# Goal
Locate the string "chrome" in the records below. Copy every line where it occurs.

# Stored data

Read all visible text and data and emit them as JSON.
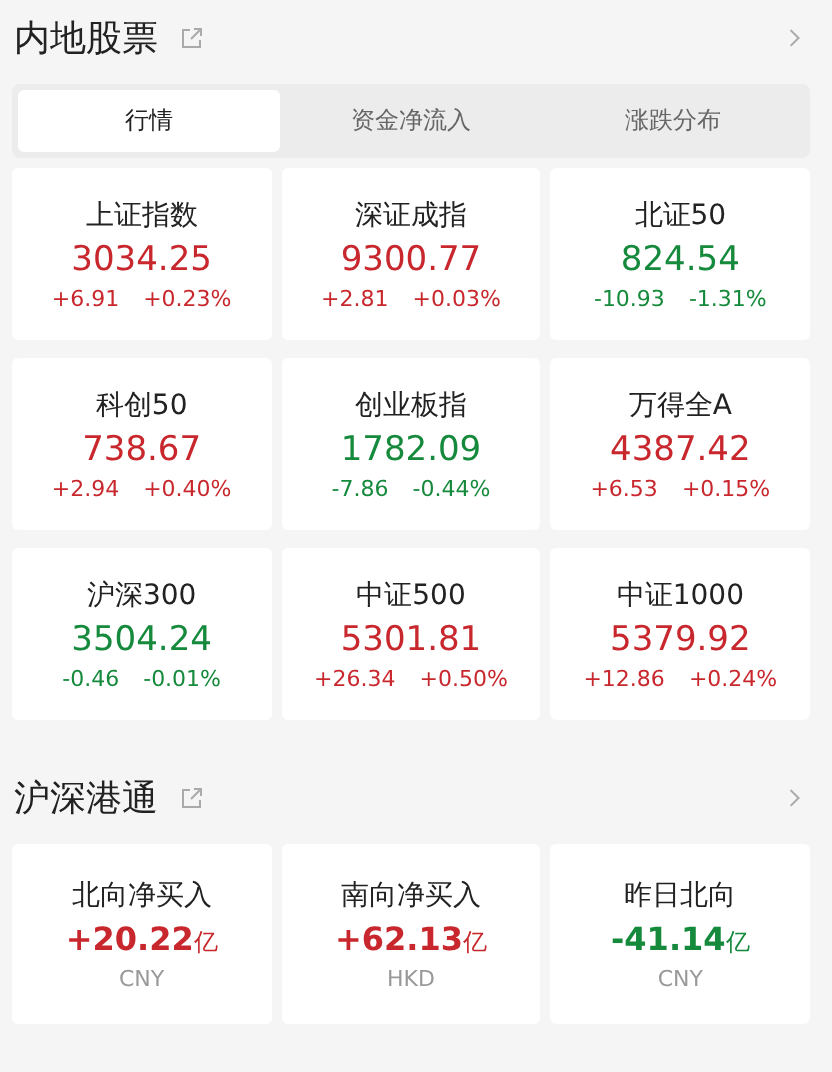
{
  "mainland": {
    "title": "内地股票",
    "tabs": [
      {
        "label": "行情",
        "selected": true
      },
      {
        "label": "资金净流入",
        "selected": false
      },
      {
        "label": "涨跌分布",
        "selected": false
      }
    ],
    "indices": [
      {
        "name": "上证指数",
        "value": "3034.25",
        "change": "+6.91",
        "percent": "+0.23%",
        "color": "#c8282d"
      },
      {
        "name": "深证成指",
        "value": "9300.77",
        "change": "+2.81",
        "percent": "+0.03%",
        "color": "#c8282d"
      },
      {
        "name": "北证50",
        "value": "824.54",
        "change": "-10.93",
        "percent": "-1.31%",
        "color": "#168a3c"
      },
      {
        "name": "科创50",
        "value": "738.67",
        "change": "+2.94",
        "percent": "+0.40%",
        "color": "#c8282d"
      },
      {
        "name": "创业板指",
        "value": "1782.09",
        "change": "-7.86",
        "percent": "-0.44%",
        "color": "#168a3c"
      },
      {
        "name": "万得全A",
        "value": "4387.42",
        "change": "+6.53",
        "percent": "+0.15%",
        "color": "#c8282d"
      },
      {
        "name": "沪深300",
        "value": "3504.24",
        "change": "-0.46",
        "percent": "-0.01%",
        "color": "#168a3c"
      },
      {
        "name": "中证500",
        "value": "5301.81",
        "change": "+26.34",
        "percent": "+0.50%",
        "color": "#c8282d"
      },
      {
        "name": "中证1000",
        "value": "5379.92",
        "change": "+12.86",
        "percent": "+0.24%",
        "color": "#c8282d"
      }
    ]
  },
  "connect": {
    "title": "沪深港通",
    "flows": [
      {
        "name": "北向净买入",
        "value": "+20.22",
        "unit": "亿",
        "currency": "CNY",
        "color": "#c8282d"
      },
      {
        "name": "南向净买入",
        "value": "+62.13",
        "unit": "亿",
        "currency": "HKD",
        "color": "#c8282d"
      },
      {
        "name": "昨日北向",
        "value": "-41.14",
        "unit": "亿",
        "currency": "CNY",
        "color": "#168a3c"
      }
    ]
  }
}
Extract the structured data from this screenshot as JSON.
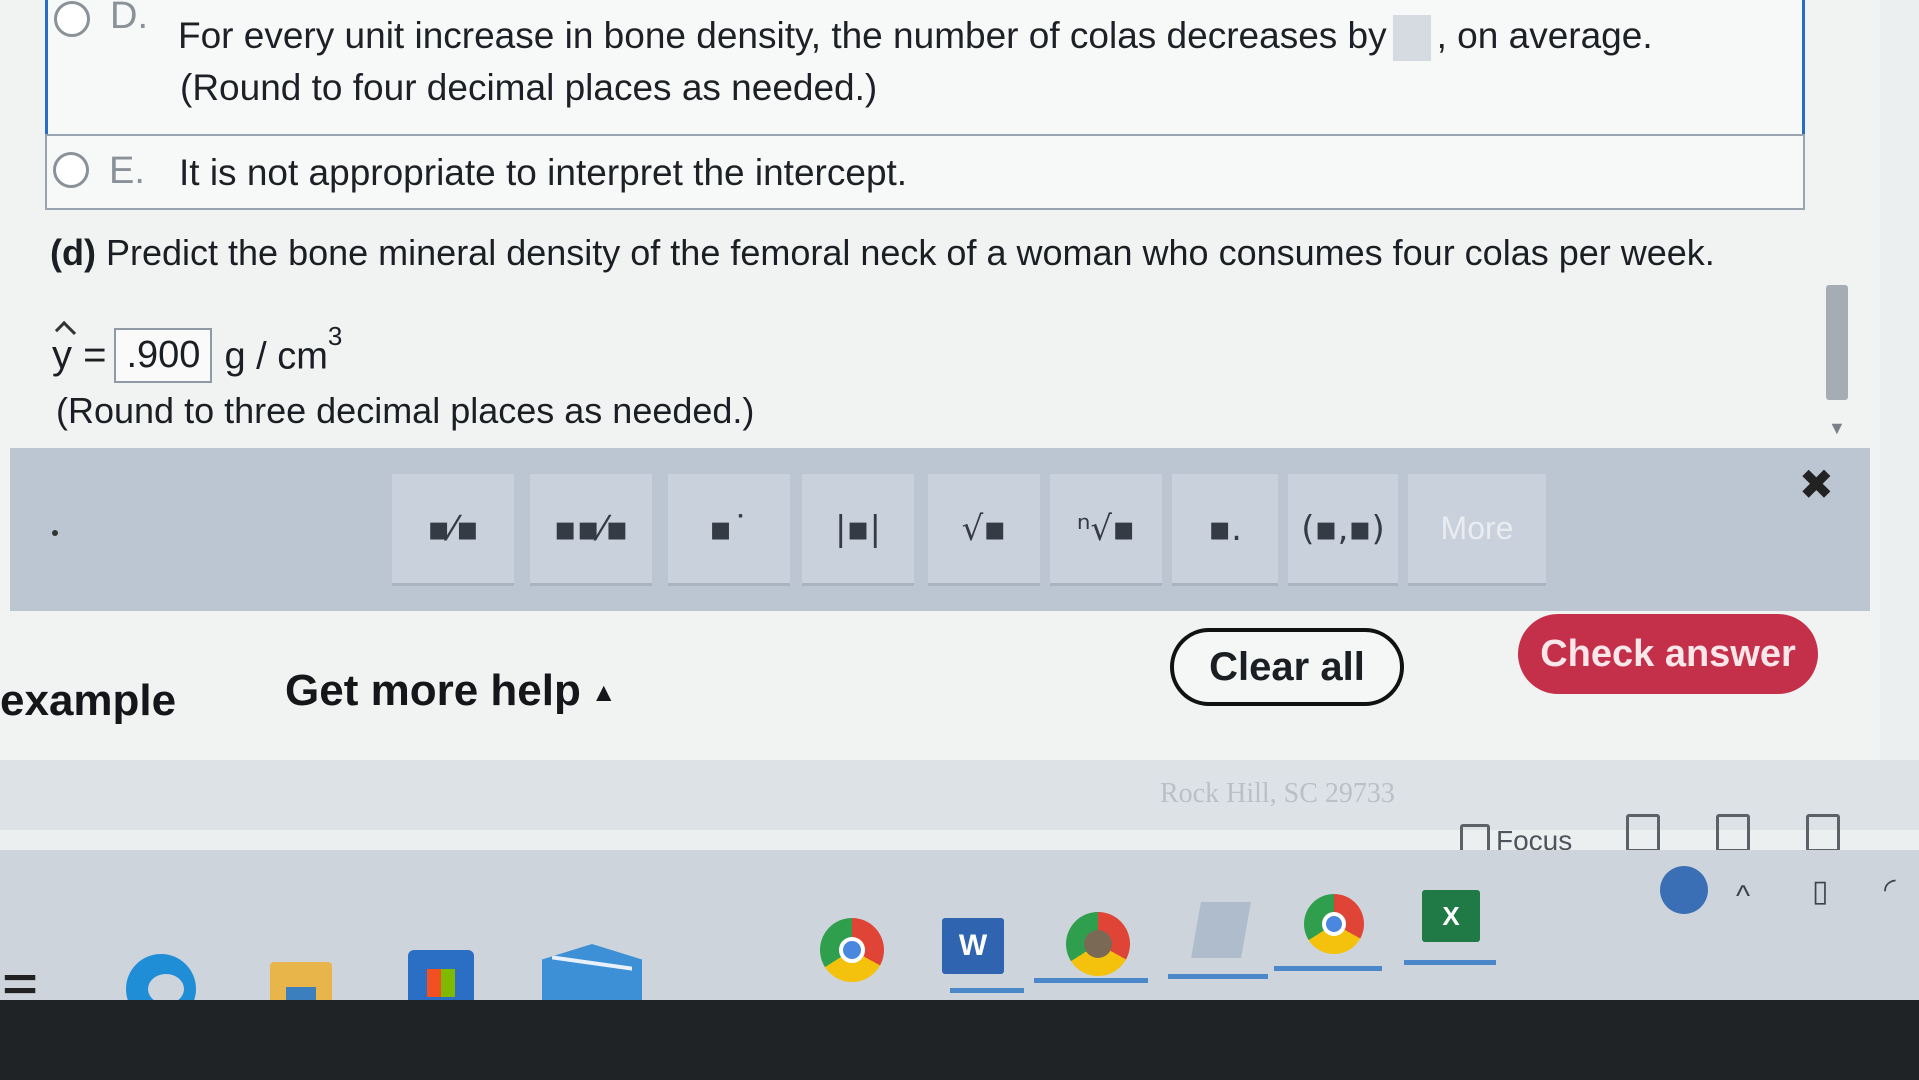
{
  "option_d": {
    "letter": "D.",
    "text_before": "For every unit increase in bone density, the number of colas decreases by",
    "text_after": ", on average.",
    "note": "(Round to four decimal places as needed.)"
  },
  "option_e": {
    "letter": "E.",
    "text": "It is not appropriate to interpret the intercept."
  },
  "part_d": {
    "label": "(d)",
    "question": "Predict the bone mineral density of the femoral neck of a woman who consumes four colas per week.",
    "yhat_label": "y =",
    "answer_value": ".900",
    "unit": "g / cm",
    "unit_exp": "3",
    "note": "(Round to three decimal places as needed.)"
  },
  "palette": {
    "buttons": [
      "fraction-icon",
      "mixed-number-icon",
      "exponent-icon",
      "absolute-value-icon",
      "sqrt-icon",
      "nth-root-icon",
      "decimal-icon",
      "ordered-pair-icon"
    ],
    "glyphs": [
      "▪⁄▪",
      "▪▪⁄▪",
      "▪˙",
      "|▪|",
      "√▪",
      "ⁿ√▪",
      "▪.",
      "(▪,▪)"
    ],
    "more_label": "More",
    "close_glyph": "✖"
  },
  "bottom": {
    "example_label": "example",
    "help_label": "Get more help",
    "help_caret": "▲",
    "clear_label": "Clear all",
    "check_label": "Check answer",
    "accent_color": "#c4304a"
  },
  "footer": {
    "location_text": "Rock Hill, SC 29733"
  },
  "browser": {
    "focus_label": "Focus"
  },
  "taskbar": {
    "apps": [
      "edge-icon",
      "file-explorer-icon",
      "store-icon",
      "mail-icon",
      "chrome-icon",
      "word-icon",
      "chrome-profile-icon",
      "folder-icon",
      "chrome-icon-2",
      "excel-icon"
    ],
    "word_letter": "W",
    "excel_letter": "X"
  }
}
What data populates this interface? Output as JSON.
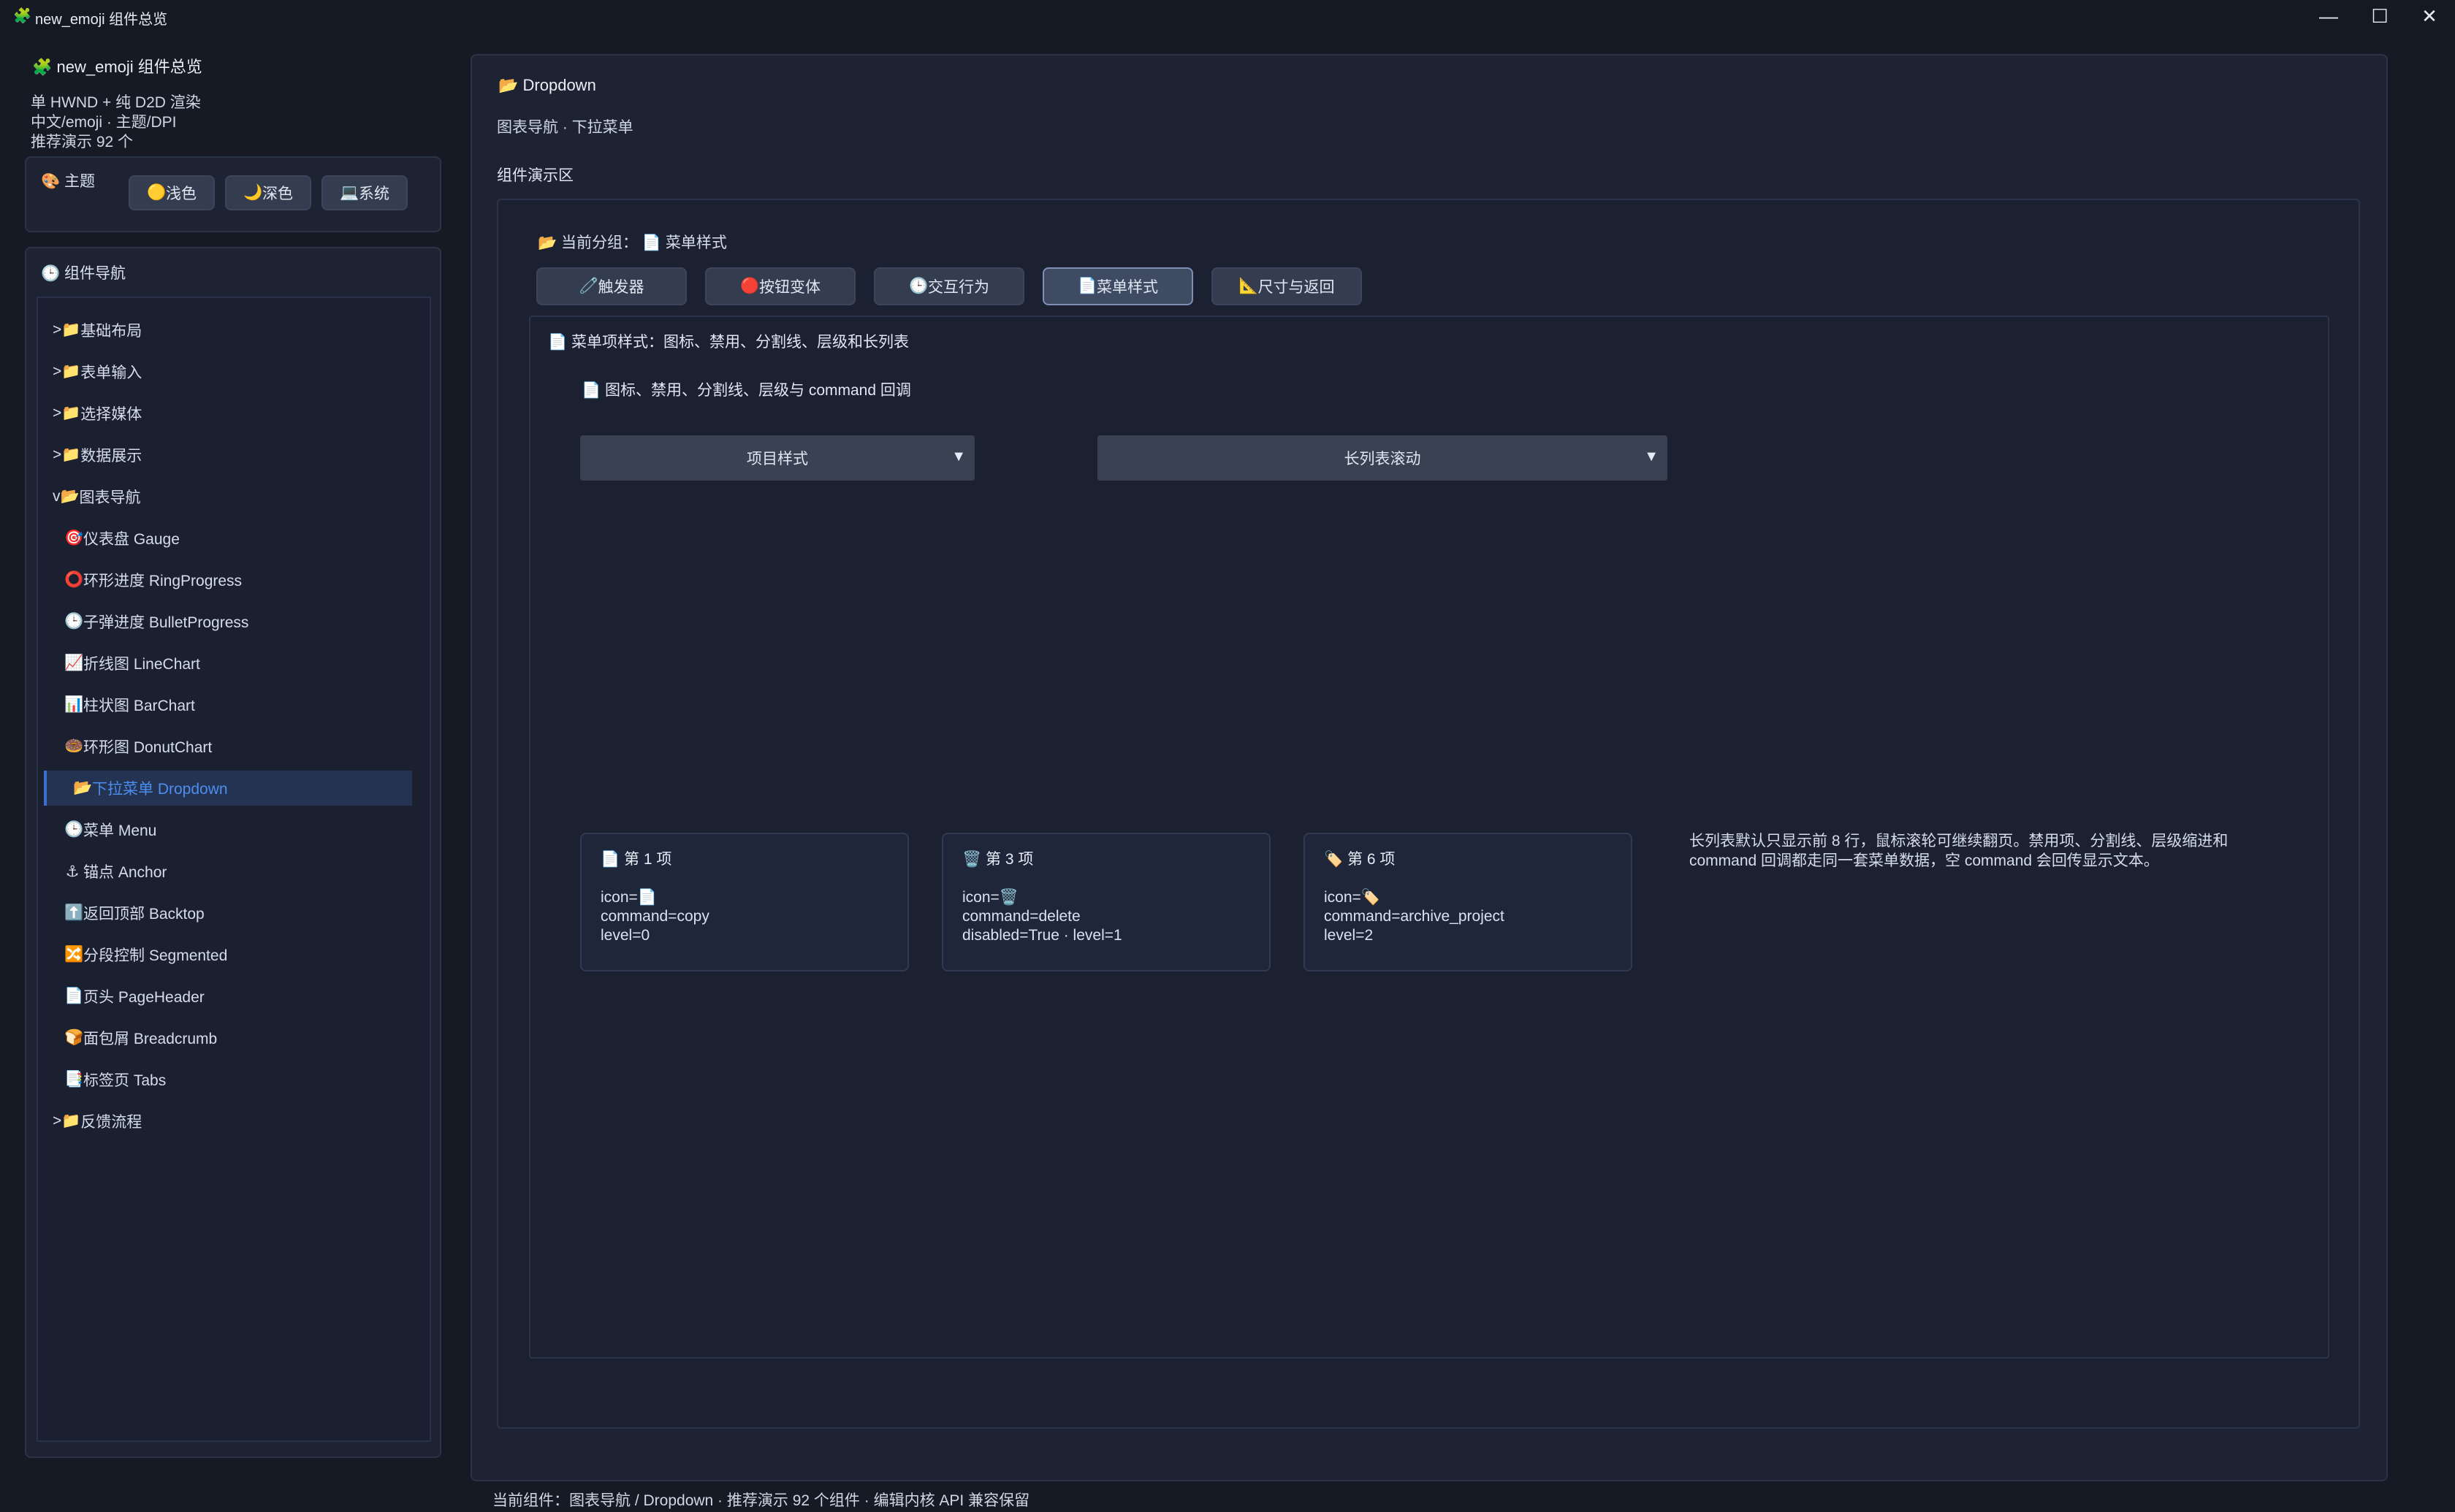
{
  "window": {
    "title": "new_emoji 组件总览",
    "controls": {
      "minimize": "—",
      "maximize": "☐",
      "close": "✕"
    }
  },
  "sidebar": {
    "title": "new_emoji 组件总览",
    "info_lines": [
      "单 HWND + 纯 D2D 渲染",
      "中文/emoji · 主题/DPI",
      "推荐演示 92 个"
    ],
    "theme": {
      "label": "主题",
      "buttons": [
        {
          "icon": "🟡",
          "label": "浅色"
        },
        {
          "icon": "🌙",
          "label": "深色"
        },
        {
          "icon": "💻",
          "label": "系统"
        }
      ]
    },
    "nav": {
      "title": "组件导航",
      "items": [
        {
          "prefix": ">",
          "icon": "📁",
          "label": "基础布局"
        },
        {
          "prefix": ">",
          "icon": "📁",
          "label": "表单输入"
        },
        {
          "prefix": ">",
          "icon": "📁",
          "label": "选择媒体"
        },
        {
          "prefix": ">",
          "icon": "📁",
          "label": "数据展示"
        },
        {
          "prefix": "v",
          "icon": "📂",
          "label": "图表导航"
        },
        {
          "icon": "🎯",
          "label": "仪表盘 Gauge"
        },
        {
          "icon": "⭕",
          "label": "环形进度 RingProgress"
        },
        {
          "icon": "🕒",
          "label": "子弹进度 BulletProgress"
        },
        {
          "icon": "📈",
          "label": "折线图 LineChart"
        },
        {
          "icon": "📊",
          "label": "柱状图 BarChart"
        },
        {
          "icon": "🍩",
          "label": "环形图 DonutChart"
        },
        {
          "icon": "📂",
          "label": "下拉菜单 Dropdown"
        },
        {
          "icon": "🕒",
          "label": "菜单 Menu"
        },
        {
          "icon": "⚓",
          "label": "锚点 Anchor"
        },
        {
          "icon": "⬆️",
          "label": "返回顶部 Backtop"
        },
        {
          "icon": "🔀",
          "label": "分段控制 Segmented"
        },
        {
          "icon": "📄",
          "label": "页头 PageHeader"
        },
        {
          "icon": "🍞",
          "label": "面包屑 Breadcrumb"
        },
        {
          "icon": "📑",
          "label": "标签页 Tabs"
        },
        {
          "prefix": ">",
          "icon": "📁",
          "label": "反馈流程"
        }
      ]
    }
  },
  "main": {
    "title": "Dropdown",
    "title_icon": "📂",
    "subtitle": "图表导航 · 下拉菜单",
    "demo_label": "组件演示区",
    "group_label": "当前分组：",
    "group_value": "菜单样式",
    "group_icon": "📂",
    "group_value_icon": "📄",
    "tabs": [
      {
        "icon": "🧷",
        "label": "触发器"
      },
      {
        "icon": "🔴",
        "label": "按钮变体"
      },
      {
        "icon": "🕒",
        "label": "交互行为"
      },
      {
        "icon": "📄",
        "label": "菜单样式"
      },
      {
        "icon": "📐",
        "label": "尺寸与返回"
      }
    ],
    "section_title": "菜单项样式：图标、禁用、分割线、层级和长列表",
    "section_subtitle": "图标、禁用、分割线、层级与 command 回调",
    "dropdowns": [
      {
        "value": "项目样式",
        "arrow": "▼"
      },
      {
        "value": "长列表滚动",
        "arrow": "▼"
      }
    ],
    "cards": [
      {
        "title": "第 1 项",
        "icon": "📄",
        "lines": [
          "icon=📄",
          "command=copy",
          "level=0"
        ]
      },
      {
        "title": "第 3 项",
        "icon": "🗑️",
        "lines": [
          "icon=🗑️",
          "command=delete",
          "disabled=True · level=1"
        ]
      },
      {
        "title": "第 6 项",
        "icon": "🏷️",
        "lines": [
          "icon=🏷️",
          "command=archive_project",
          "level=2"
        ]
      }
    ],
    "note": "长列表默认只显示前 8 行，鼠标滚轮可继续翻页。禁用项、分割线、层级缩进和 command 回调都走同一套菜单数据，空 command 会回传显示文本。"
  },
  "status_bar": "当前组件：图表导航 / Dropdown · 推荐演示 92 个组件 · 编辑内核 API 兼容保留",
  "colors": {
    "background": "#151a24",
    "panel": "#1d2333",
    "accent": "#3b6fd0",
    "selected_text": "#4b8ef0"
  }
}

# In response
      "chrome-icon",
      "chrome-profile-icon",
      "chrome-icon-2",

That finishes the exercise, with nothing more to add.